- [Quoted text]:
··········
Saturday night’s thrilling grand final at Bankwest Stadium capped off another remarkable season in the NPLNSW Men’s 1, and our commentator Tony Tannous has run his eye across the season with this in-depth analytical feature.
Surveying the scene at the beginning of March, before a regular season ball had been touched, it appeared clear that this would perhaps be the most competitive NPLNSW season yet, with depth in quality across the league rising, and so it transpired.
The double winning champions and premiers of 2018, Sydney Olympic, had lost a key cog in their forward flow. While the Spaniard sharp shooter Alex Sanchez returned, the second half of the the dynamic attacking duo, the trigger, Max Burgess, fittingly had the opportunity to go on to the next level. How Abbas Saad filled such a big vacancy was always going to be the big question out Belmore way.
As for the runner up in both the regular season and 2018 finals, APIA Leichhardt Tigers, well they were stripped even more bare, losing both their 20 plus goal-scoring number 9 and 10, Jordan Murray and Tasuku Sekiya.
Take out three of the competition’s four gun attackers and it’s inevitable there would be an equalisation across the board, and when you looked at the off-season recruitment out at Bossley Park, who went on a spree that landed the likes of Roberto and Giorgio Speranza, Zach Cairncross, Mitch Mallia, Anthony Frangie, Connor Evans and Nathan Millgate, it was inevitable that many were pointing to the Marconi Stallions as perhaps the pre-season fancy.
Clearly Peter Tsekenis had built a formidable depth of experience that, once the chemistry came, would take some toppling.
I was equally impressed by the squad depth built by neighbours Sydney United, who brought in 2018 sharp shooter Peter Simonski from Wollongong, Liam Rose, Uruguyan Sebastian Gallegos and Josh Macdonald.
The reigning double-winners Olympic also went down the path of building a deep squad, bringing back Mitch Stamatellis, Harry and Michael Gaitatzis, and one felt that they, along with United, Marconi and the ever-present APIA would be the ones deciding where the title went.
But Luke Wilkshire had different plans. He had assembled a fresh squad of highly motivated players with a point to prove, including a sharp shooter visa player from the Canberra NPL named Thomas James. As well he drew on some of the standouts from the local Illawarra Premier League he felt could make the step up; Takeru Okada, Guy Knight and youngster Harry Callahan.
In central defence he partnered experienced NPL defender Nick Littler with a youngster stepping up from the Wolves under 20’s, Nikola Djordjevic, and had a squad of 20 players he believed were ready to contribute and could be call upon on at any time.
Prizing a very fit and hungry Lachlan Scott from Western Sydney Wanderers just before the season’s start was the icing on the cake, and they went about their work in the first half of the season making some massive statements at Lambert Park, Edensor Park and Belmore.
With Scott and Okada linking the play, goal-a-game Englishman James in full flight, untouchable at times, a rock solid defensive structure, and with a variation and potency at set pieces that opponents struggled to deal with, this was a unit that took the competition by storm.
They believed they were the fitest, most intense in the league, and in a 22-week sprint they got the jump and never looked back, delivering a high-octane rapid transition brand.
··········
- [Data entries]:
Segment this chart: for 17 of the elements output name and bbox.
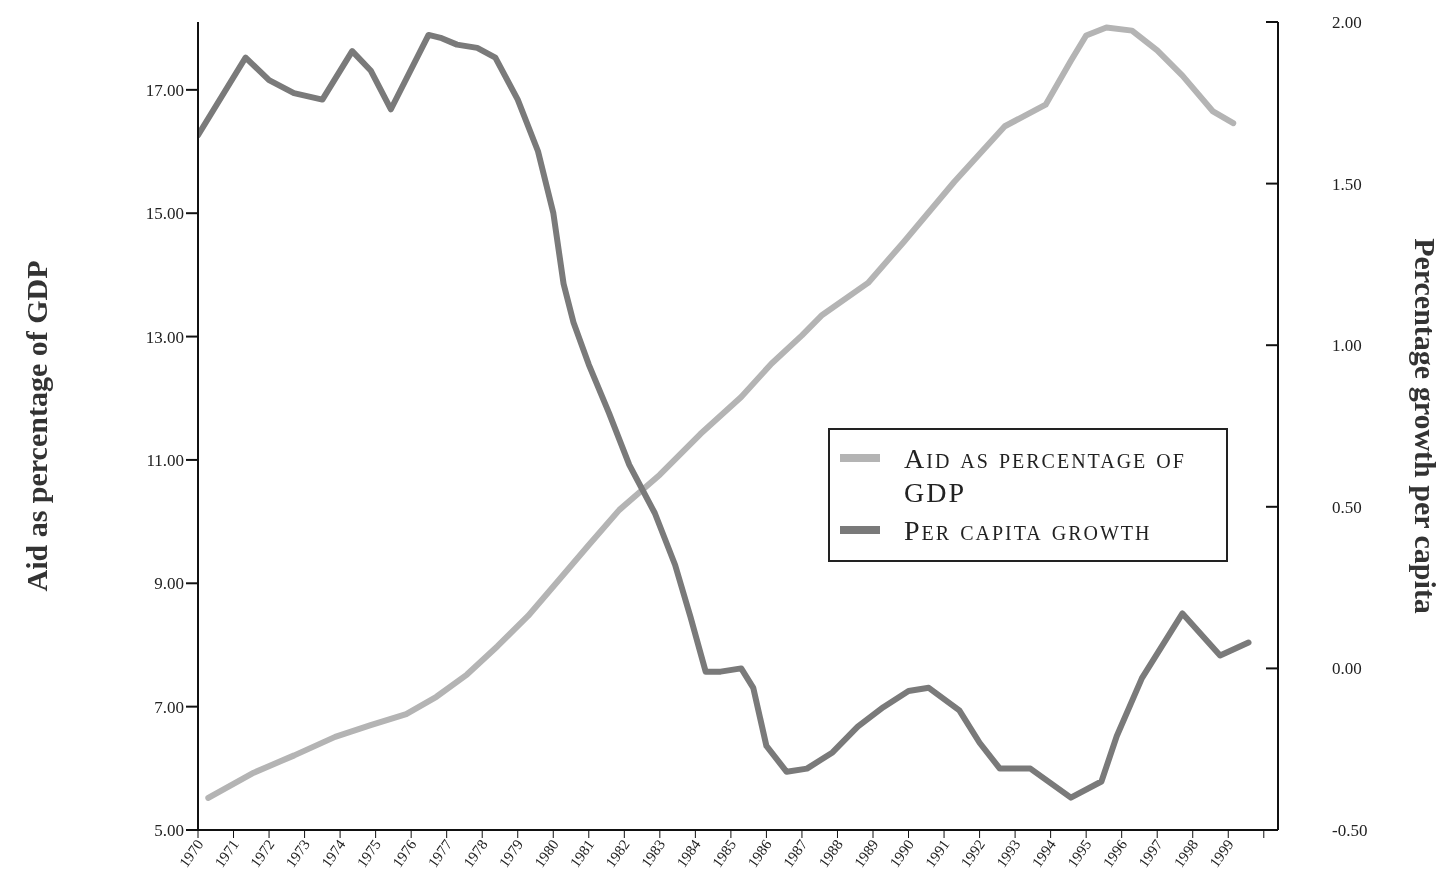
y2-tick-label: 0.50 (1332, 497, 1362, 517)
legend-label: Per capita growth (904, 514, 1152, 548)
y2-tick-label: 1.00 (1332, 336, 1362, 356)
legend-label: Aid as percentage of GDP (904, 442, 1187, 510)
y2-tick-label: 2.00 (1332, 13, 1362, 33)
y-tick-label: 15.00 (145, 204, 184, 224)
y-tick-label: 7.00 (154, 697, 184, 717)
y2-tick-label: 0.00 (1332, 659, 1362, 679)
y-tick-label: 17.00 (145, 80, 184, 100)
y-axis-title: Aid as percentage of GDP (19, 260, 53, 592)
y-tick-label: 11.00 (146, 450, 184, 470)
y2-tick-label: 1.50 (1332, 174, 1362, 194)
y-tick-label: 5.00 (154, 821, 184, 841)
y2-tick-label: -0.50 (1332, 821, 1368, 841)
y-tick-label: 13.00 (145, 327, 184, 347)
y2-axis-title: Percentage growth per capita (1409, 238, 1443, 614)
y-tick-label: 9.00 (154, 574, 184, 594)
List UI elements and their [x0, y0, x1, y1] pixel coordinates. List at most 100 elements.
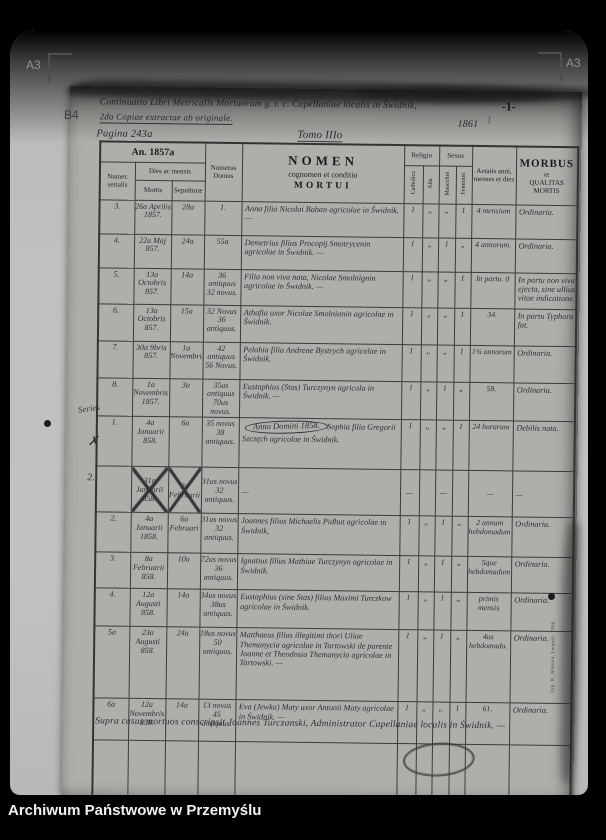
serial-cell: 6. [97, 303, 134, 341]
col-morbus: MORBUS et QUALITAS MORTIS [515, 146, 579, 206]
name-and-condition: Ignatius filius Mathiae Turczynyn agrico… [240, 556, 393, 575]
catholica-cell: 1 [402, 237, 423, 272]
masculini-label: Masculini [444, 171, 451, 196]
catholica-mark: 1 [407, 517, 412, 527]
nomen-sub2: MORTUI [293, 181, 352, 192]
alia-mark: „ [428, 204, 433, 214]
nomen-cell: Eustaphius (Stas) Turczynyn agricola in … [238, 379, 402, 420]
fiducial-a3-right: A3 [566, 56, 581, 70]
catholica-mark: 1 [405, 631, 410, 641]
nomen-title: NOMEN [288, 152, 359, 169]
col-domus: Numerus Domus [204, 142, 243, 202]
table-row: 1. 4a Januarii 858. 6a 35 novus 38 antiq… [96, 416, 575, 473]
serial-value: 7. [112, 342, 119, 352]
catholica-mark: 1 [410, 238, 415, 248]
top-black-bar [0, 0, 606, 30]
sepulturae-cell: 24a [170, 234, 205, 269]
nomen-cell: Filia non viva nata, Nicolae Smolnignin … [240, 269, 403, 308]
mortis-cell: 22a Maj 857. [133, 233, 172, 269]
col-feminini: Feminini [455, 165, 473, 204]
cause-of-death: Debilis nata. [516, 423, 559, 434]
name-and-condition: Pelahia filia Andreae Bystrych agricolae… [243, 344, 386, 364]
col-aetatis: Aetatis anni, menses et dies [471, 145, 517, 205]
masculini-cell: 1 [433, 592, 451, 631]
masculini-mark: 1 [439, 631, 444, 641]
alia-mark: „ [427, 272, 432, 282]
··········
- [Exercise task]:
Reproduce the part of the season review from "But Luke Wilkshire" up to and including "Park and Belmore." without any changes.

- [Output for this task]:
But Luke Wilkshire had different plans. He had assembled a fresh squad of highly motivated players with a point to prove, including a sharp shooter visa player from the Canberra NPL named Thomas James. As well he drew on some of the standouts from the local Illawarra Premier League he felt could make the step up; Takeru Okada, Guy Knight and youngster Harry Callahan.
In central defence he partnered experienced NPL defender Nick Littler with a youngster stepping up from the Wolves under 20’s, Nikola Djordjevic, and had a squad of 20 players he believed were ready to contribute and could be call upon on at any time.
Prizing a very fit and hungry Lachlan Scott from Western Sydney Wanderers just before the season’s start was the icing on the cake, and they went about their work in the first half of the season making some massive statements at Lambert Park, Edensor Park and Belmore.